● **PROBLEM DETAILS**: Tally the lines that hold the string "blev", and reply with the count alone.

● **GIVEN DATA**:
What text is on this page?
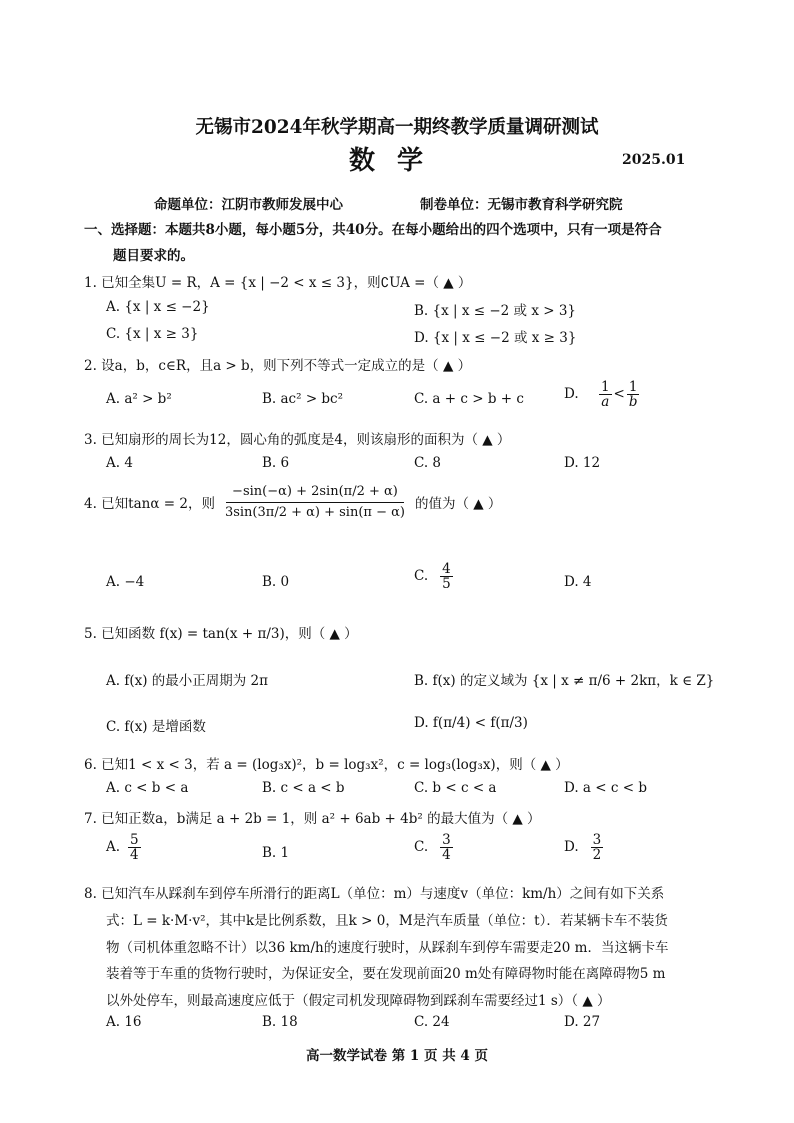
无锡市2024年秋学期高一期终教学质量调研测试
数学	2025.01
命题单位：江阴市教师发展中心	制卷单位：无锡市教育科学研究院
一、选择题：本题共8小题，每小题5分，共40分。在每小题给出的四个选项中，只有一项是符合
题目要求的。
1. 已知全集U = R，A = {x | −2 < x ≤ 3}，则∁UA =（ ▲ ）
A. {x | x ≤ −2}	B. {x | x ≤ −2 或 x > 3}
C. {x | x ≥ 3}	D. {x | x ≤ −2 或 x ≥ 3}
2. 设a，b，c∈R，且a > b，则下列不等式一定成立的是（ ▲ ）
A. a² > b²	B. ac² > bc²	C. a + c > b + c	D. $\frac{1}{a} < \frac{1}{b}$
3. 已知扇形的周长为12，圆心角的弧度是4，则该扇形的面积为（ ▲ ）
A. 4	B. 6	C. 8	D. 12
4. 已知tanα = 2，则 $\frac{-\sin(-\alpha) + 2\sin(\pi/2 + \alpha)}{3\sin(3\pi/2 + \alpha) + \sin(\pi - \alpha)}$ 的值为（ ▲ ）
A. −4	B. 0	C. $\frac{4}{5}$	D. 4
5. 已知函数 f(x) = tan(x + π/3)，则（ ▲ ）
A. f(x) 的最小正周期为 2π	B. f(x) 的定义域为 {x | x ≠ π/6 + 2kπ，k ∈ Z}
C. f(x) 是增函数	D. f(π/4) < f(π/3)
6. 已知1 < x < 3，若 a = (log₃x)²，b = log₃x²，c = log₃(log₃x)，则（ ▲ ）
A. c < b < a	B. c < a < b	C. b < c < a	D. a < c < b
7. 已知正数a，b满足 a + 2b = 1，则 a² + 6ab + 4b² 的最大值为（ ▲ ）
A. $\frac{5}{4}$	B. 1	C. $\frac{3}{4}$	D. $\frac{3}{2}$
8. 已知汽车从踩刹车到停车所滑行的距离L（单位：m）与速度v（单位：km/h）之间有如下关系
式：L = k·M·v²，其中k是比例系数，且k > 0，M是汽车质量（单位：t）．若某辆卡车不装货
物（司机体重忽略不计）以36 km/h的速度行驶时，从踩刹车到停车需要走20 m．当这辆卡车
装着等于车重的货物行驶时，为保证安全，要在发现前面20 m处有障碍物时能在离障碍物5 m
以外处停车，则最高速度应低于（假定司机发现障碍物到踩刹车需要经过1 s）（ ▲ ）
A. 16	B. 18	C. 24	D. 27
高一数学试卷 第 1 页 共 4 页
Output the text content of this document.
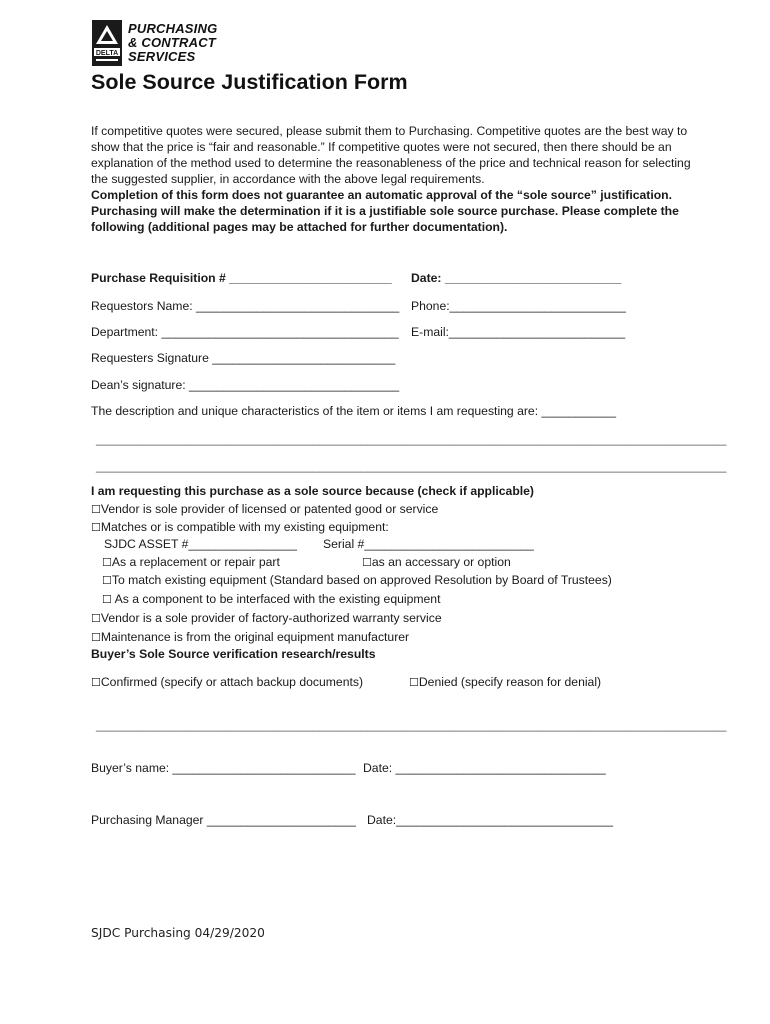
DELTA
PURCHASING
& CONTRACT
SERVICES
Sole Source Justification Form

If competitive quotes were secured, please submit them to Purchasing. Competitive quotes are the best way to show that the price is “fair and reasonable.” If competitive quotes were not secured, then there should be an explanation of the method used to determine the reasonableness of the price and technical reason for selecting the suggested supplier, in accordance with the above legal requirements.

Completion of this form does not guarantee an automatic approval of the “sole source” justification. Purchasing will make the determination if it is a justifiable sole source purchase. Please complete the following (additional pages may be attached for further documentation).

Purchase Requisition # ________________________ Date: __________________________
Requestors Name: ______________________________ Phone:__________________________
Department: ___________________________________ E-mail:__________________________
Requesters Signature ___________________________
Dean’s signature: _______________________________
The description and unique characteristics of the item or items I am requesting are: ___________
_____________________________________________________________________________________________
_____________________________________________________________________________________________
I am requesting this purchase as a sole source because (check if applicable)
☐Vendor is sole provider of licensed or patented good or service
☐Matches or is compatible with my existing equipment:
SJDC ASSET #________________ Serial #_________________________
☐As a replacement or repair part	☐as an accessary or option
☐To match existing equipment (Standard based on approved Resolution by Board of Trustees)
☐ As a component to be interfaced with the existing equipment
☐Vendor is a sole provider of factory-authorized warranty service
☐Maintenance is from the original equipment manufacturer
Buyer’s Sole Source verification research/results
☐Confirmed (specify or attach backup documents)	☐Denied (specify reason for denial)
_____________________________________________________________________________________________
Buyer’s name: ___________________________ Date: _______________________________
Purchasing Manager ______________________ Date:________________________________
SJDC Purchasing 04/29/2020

* * *

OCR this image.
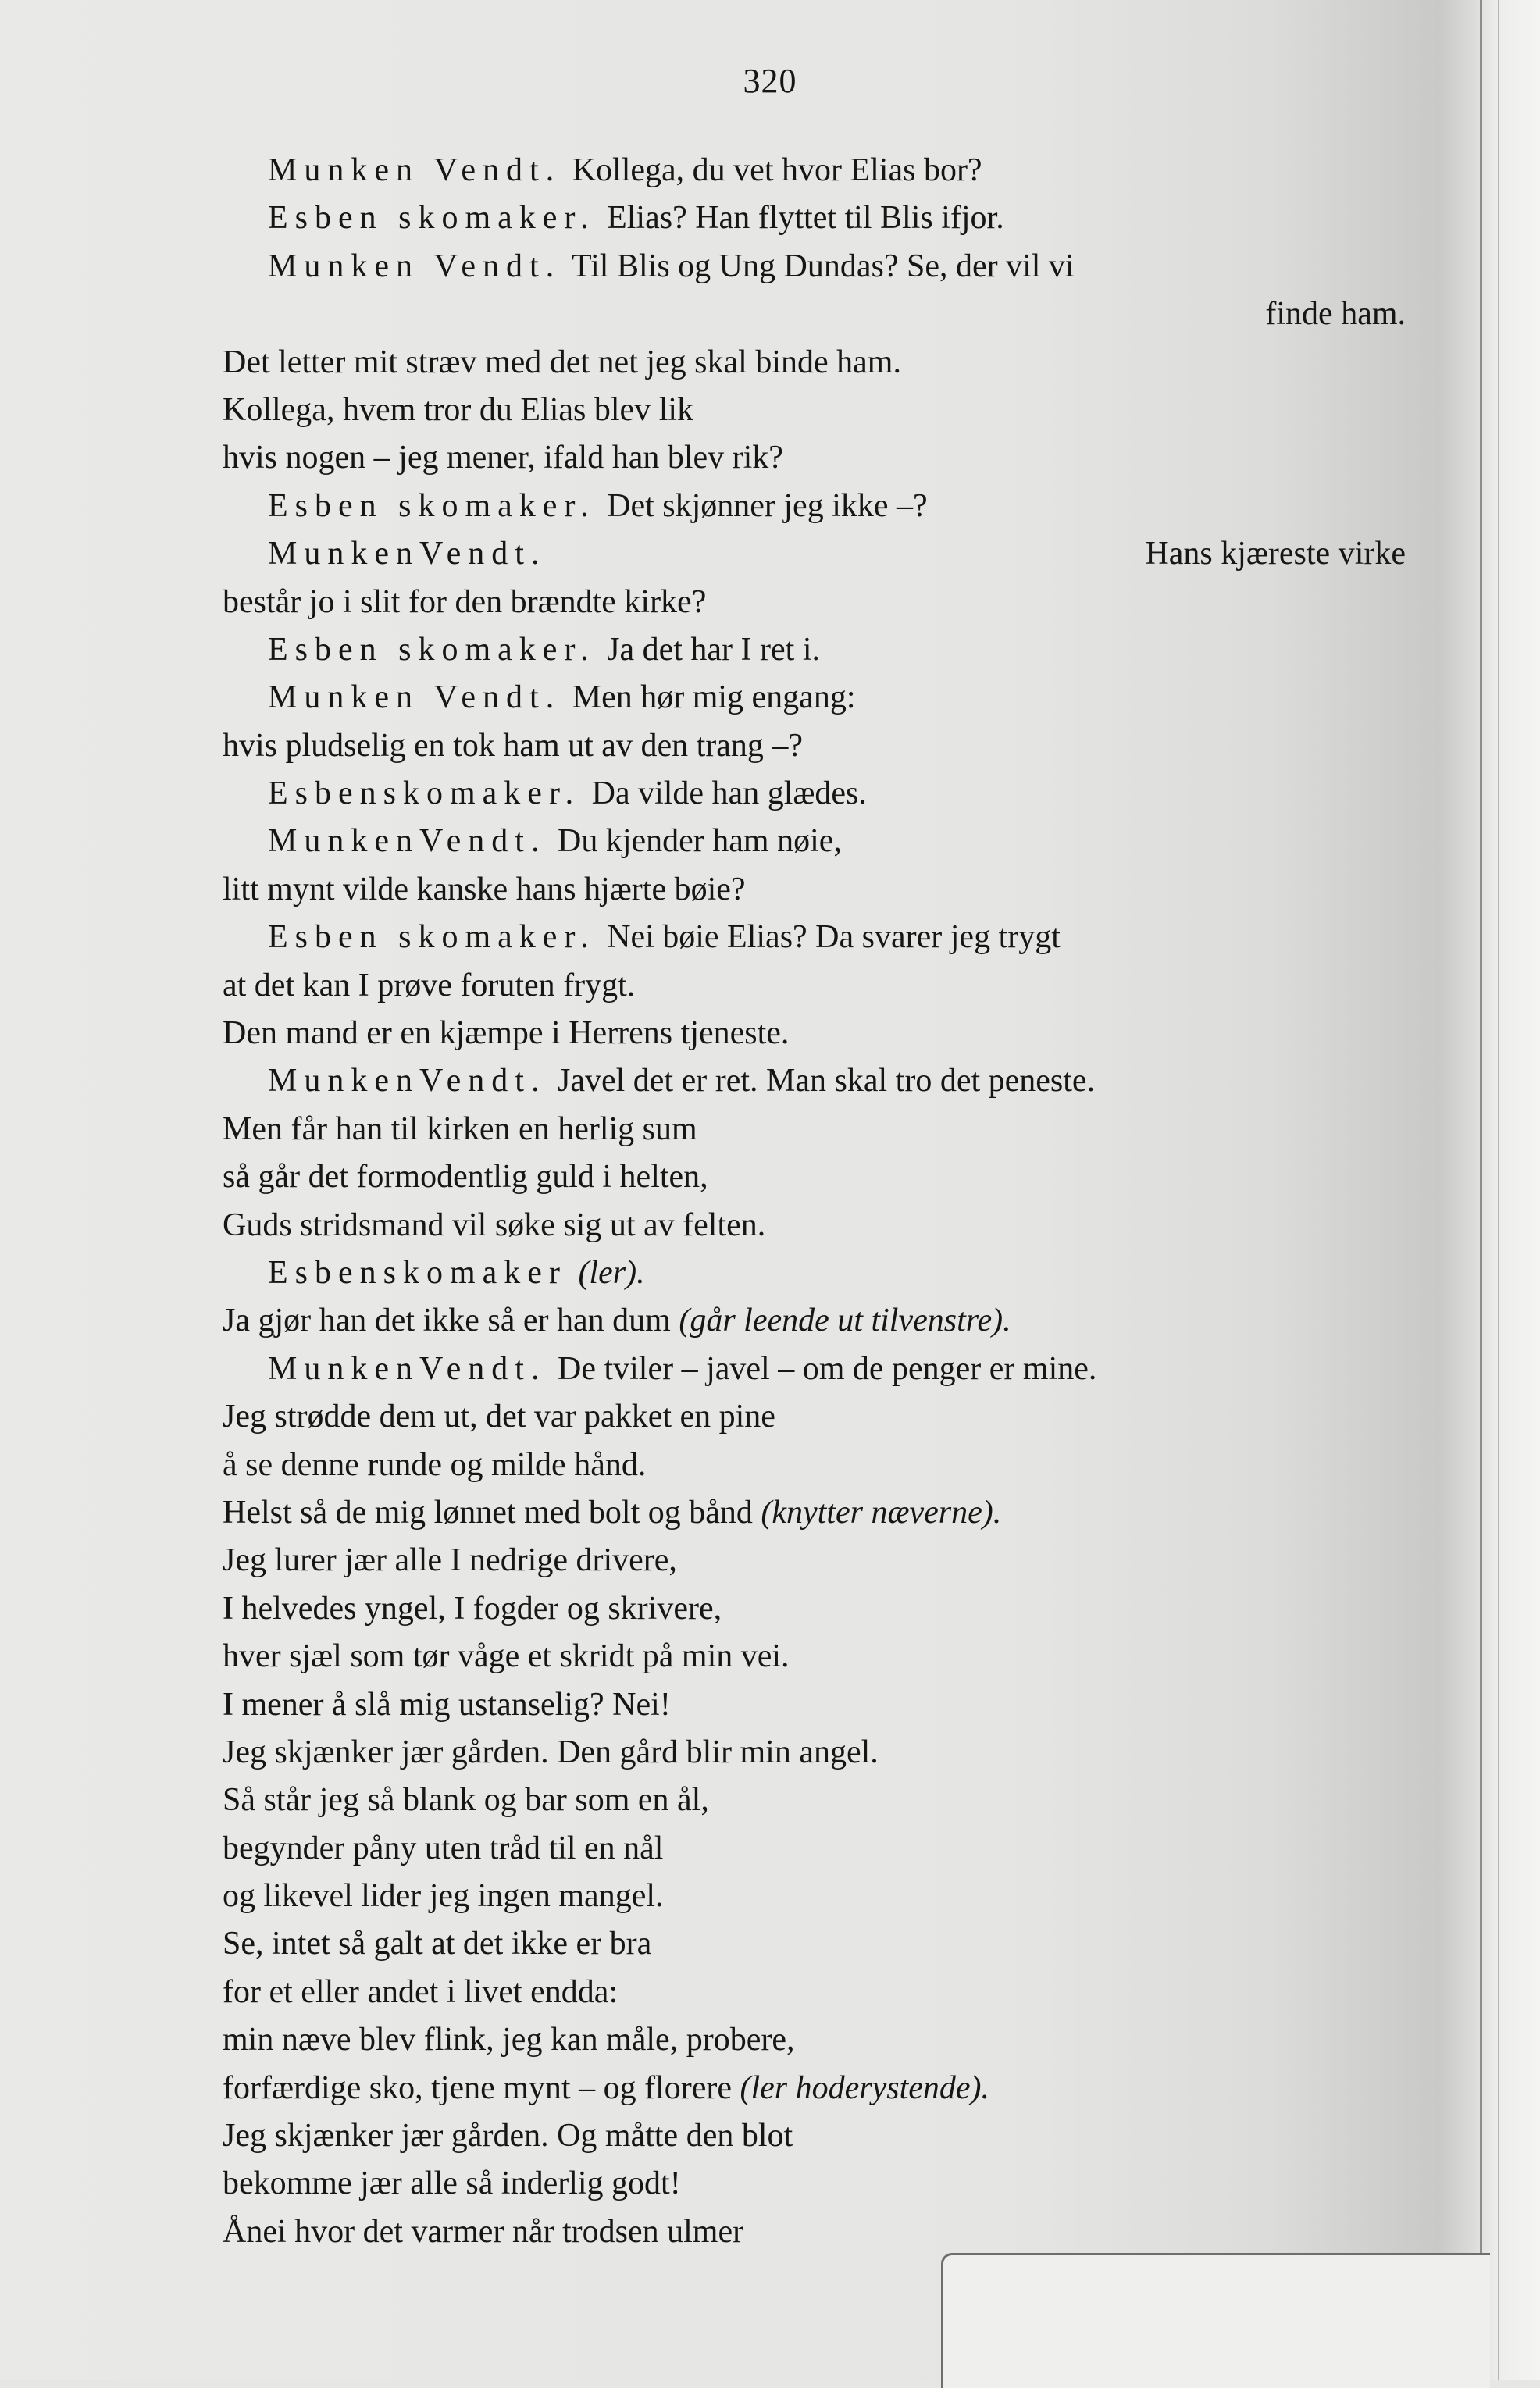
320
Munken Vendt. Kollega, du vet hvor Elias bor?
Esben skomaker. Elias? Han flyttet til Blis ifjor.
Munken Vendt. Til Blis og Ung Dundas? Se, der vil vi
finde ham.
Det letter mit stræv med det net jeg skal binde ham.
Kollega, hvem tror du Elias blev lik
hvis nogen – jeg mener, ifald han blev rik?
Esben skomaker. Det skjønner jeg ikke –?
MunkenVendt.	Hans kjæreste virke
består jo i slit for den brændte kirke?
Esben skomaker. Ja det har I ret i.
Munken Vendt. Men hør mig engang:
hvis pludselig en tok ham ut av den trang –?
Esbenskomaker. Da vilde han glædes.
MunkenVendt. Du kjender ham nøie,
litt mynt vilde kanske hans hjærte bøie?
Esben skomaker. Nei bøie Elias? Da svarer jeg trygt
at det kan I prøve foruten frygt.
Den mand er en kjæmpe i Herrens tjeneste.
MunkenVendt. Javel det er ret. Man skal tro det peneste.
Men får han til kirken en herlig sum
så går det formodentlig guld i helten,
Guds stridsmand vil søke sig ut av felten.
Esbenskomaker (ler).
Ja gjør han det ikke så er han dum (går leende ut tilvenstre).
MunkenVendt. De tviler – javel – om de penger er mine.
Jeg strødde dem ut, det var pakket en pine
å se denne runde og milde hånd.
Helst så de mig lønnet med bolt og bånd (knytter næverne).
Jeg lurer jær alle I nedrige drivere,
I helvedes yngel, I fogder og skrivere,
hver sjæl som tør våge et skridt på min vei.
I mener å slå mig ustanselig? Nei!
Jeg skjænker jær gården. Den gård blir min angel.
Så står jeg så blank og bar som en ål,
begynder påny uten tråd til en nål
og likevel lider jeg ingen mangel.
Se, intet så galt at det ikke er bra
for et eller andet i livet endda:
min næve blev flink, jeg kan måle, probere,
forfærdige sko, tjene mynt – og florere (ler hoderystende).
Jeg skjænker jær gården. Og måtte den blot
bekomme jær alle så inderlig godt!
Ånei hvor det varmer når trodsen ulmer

● **WRITTEN SOLUTION**: 3